▶ Set task:
Pictures do not belong in the copy; transcribe everything else in the records exactly.

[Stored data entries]
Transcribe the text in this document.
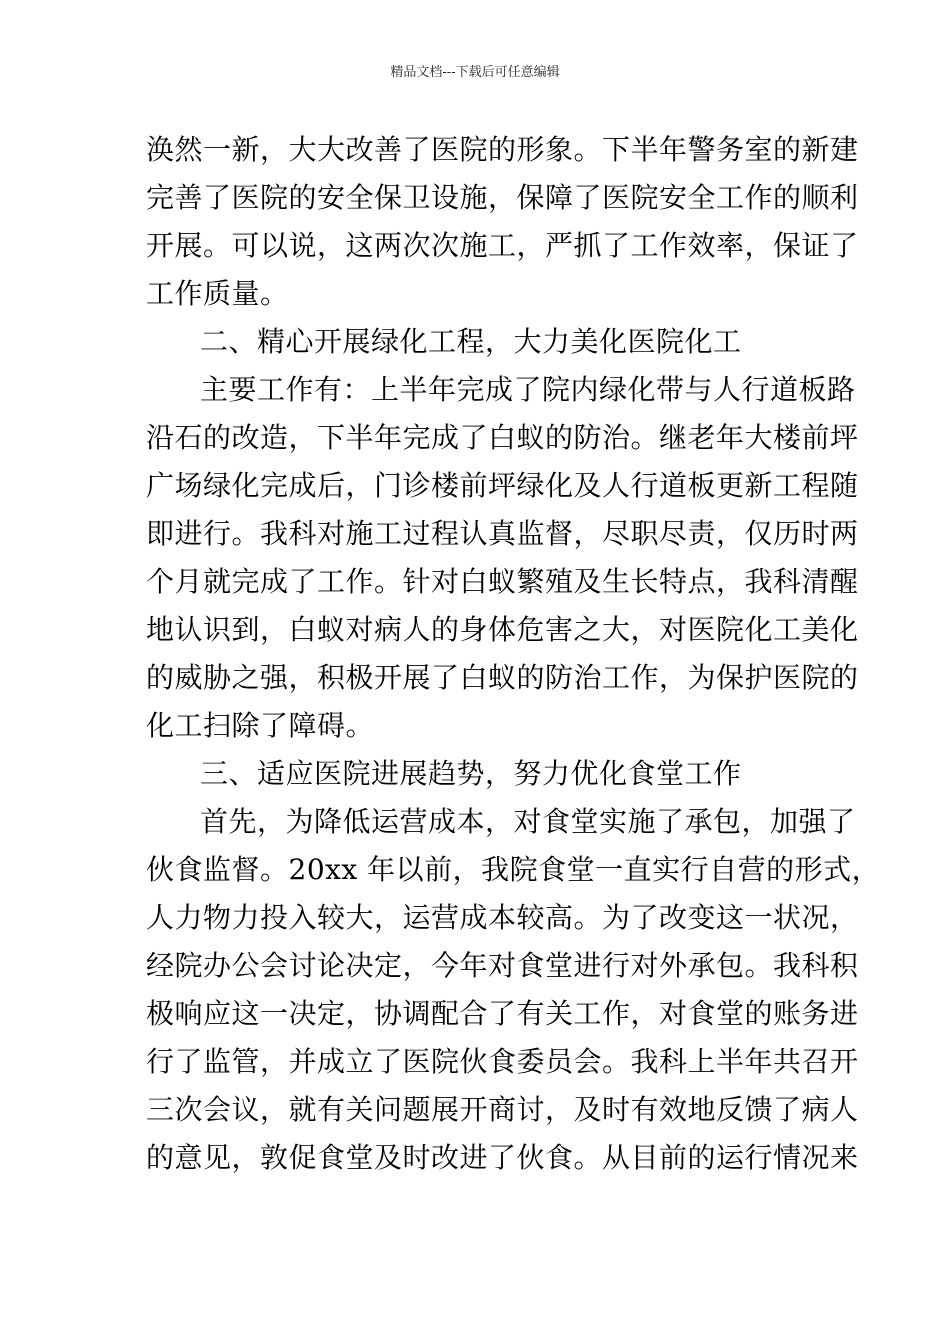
精品文档---下载后可任意编辑
涣然一新，大大改善了医院的形象。下半年警务室的新建
完善了医院的安全保卫设施，保障了医院安全工作的顺利
开展。可以说，这两次次施工，严抓了工作效率，保证了
工作质量。
二、精心开展绿化工程，大力美化医院化工
主要工作有：上半年完成了院内绿化带与人行道板路
沿石的改造，下半年完成了白蚁的防治。继老年大楼前坪
广场绿化完成后，门诊楼前坪绿化及人行道板更新工程随
即进行。我科对施工过程认真监督，尽职尽责，仅历时两
个月就完成了工作。针对白蚁繁殖及生长特点，我科清醒
地认识到，白蚁对病人的身体危害之大，对医院化工美化
的威胁之强，积极开展了白蚁的防治工作，为保护医院的
化工扫除了障碍。
三、适应医院进展趋势，努力优化食堂工作
首先，为降低运营成本，对食堂实施了承包，加强了
伙食监督。20xx 年以前，我院食堂一直实行自营的形式，
人力物力投入较大，运营成本较高。为了改变这一状况，
经院办公会讨论决定，今年对食堂进行对外承包。我科积
极响应这一决定，协调配合了有关工作，对食堂的账务进
行了监管，并成立了医院伙食委员会。我科上半年共召开
三次会议，就有关问题展开商讨，及时有效地反馈了病人
的意见，敦促食堂及时改进了伙食。从目前的运行情况来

▶ Result for this task:
Transcribe the text in this document.
精品文档---下载后可任意编辑
涣然一新，大大改善了医院的形象。下半年警务室的新建
完善了医院的安全保卫设施，保障了医院安全工作的顺利
开展。可以说，这两次次施工，严抓了工作效率，保证了
工作质量。
二、精心开展绿化工程，大力美化医院化工
主要工作有：上半年完成了院内绿化带与人行道板路
沿石的改造，下半年完成了白蚁的防治。继老年大楼前坪
广场绿化完成后，门诊楼前坪绿化及人行道板更新工程随
即进行。我科对施工过程认真监督，尽职尽责，仅历时两
个月就完成了工作。针对白蚁繁殖及生长特点，我科清醒
地认识到，白蚁对病人的身体危害之大，对医院化工美化
的威胁之强，积极开展了白蚁的防治工作，为保护医院的
化工扫除了障碍。
三、适应医院进展趋势，努力优化食堂工作
首先，为降低运营成本，对食堂实施了承包，加强了
伙食监督。20xx 年以前，我院食堂一直实行自营的形式，
人力物力投入较大，运营成本较高。为了改变这一状况，
经院办公会讨论决定，今年对食堂进行对外承包。我科积
极响应这一决定，协调配合了有关工作，对食堂的账务进
行了监管，并成立了医院伙食委员会。我科上半年共召开
三次会议，就有关问题展开商讨，及时有效地反馈了病人
的意见，敦促食堂及时改进了伙食。从目前的运行情况来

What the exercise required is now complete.